--- Begin Records provided ---

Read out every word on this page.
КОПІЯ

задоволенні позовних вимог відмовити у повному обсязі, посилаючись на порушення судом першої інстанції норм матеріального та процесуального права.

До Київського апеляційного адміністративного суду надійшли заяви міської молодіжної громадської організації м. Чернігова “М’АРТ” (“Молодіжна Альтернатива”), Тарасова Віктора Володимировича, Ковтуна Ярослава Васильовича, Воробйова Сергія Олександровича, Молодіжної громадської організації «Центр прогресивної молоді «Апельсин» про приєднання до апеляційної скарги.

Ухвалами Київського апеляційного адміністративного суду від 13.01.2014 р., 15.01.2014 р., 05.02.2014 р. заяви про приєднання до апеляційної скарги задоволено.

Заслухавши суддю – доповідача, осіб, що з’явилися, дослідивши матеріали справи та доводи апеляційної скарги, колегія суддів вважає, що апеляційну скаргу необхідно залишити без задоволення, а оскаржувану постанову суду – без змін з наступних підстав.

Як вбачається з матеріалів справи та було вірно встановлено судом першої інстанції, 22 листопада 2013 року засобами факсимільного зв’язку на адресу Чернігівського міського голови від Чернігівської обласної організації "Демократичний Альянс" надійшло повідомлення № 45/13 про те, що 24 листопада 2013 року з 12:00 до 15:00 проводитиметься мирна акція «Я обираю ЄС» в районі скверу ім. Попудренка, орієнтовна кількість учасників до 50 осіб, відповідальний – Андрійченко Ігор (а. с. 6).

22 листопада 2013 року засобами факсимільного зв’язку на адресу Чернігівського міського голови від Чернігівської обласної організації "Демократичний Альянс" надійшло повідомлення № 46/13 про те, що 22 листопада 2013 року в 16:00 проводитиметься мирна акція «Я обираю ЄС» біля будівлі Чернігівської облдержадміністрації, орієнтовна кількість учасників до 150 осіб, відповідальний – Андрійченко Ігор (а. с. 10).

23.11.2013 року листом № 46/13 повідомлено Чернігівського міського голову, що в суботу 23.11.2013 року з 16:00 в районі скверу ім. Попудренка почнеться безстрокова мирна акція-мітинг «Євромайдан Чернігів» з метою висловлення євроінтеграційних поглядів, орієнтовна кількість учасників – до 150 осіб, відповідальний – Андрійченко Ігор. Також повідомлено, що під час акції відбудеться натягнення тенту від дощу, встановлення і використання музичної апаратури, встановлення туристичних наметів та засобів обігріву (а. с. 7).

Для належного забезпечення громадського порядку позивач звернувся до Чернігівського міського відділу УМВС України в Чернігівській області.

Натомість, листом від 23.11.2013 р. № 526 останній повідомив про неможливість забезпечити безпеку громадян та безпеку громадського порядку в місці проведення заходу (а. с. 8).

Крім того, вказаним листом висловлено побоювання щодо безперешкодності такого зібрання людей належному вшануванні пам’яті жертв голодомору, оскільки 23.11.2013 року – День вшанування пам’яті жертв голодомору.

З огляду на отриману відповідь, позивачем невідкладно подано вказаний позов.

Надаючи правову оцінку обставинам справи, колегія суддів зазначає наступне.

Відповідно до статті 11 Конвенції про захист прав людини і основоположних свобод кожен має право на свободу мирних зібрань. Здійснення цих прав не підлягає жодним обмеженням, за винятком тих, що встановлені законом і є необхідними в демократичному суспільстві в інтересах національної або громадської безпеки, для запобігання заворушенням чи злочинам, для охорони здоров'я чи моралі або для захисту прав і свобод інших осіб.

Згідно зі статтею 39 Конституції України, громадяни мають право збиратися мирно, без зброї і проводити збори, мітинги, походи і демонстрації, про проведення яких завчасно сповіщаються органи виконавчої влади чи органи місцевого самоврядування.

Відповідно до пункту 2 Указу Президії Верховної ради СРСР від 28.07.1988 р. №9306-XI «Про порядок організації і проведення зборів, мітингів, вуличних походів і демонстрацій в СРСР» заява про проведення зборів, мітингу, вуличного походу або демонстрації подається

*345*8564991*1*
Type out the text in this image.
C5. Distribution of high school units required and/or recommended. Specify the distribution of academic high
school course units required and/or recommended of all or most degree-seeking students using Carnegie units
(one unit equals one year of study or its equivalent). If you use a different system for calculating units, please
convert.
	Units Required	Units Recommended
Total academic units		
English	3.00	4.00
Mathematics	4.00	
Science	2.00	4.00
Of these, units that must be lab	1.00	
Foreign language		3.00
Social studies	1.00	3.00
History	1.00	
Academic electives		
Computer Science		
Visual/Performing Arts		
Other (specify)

--- End Records provided ---

▶ Job:
The data above must be returned in full, exactly as written.

▶ Answer to this problem:
Read out every word on this page.
КОПІЯ

задоволенні позовних вимог відмовити у повному обсязі, посилаючись на порушення судом першої інстанції норм матеріального та процесуального права.

До Київського апеляційного адміністративного суду надійшли заяви міської молодіжної громадської організації м. Чернігова “М’АРТ” (“Молодіжна Альтернатива”), Тарасова Віктора Володимировича, Ковтуна Ярослава Васильовича, Воробйова Сергія Олександровича, Молодіжної громадської організації «Центр прогресивної молоді «Апельсин» про приєднання до апеляційної скарги.

Ухвалами Київського апеляційного адміністративного суду від 13.01.2014 р., 15.01.2014 р., 05.02.2014 р. заяви про приєднання до апеляційної скарги задоволено.

Заслухавши суддю – доповідача, осіб, що з’явилися, дослідивши матеріали справи та доводи апеляційної скарги, колегія суддів вважає, що апеляційну скаргу необхідно залишити без задоволення, а оскаржувану постанову суду – без змін з наступних підстав.

Як вбачається з матеріалів справи та було вірно встановлено судом першої інстанції, 22 листопада 2013 року засобами факсимільного зв’язку на адресу Чернігівського міського голови від Чернігівської обласної організації "Демократичний Альянс" надійшло повідомлення № 45/13 про те, що 24 листопада 2013 року з 12:00 до 15:00 проводитиметься мирна акція «Я обираю ЄС» в районі скверу ім. Попудренка, орієнтовна кількість учасників до 50 осіб, відповідальний – Андрійченко Ігор (а. с. 6).

22 листопада 2013 року засобами факсимільного зв’язку на адресу Чернігівського міського голови від Чернігівської обласної організації "Демократичний Альянс" надійшло повідомлення № 46/13 про те, що 22 листопада 2013 року в 16:00 проводитиметься мирна акція «Я обираю ЄС» біля будівлі Чернігівської облдержадміністрації, орієнтовна кількість учасників до 150 осіб, відповідальний – Андрійченко Ігор (а. с. 10).

23.11.2013 року листом № 46/13 повідомлено Чернігівського міського голову, що в суботу 23.11.2013 року з 16:00 в районі скверу ім. Попудренка почнеться безстрокова мирна акція-мітинг «Євромайдан Чернігів» з метою висловлення євроінтеграційних поглядів, орієнтовна кількість учасників – до 150 осіб, відповідальний – Андрійченко Ігор. Також повідомлено, що під час акції відбудеться натягнення тенту від дощу, встановлення і використання музичної апаратури, встановлення туристичних наметів та засобів обігріву (а. с. 7).

Для належного забезпечення громадського порядку позивач звернувся до Чернігівського міського відділу УМВС України в Чернігівській області.

Натомість, листом від 23.11.2013 р. № 526 останній повідомив про неможливість забезпечити безпеку громадян та безпеку громадського порядку в місці проведення заходу (а. с. 8).

Крім того, вказаним листом висловлено побоювання щодо безперешкодності такого зібрання людей належному вшануванні пам’яті жертв голодомору, оскільки 23.11.2013 року – День вшанування пам’яті жертв голодомору.

З огляду на отриману відповідь, позивачем невідкладно подано вказаний позов.

Надаючи правову оцінку обставинам справи, колегія суддів зазначає наступне.

Відповідно до статті 11 Конвенції про захист прав людини і основоположних свобод кожен має право на свободу мирних зібрань. Здійснення цих прав не підлягає жодним обмеженням, за винятком тих, що встановлені законом і є необхідними в демократичному суспільстві в інтересах національної або громадської безпеки, для запобігання заворушенням чи злочинам, для охорони здоров'я чи моралі або для захисту прав і свобод інших осіб.

Згідно зі статтею 39 Конституції України, громадяни мають право збиратися мирно, без зброї і проводити збори, мітинги, походи і демонстрації, про проведення яких завчасно сповіщаються органи виконавчої влади чи органи місцевого самоврядування.

Відповідно до пункту 2 Указу Президії Верховної ради СРСР від 28.07.1988 р. №9306-XI «Про порядок організації і проведення зборів, мітингів, вуличних походів і демонстрацій в СРСР» заява про проведення зборів, мітингу, вуличного походу або демонстрації подається

*345*8564991*1*
Type out the text in this image.
C5. Distribution of high school units required and/or recommended. Specify the distribution of academic high
school course units required and/or recommended of all or most degree-seeking students using Carnegie units
(one unit equals one year of study or its equivalent). If you use a different system for calculating units, please
convert.
	Units Required	Units Recommended
Total academic units		
English	3.00	4.00
Mathematics	4.00	
Science	2.00	4.00
Of these, units that must be lab	1.00	
Foreign language		3.00
Social studies	1.00	3.00
History	1.00	
Academic electives		
Computer Science		
Visual/Performing Arts		
Other (specify)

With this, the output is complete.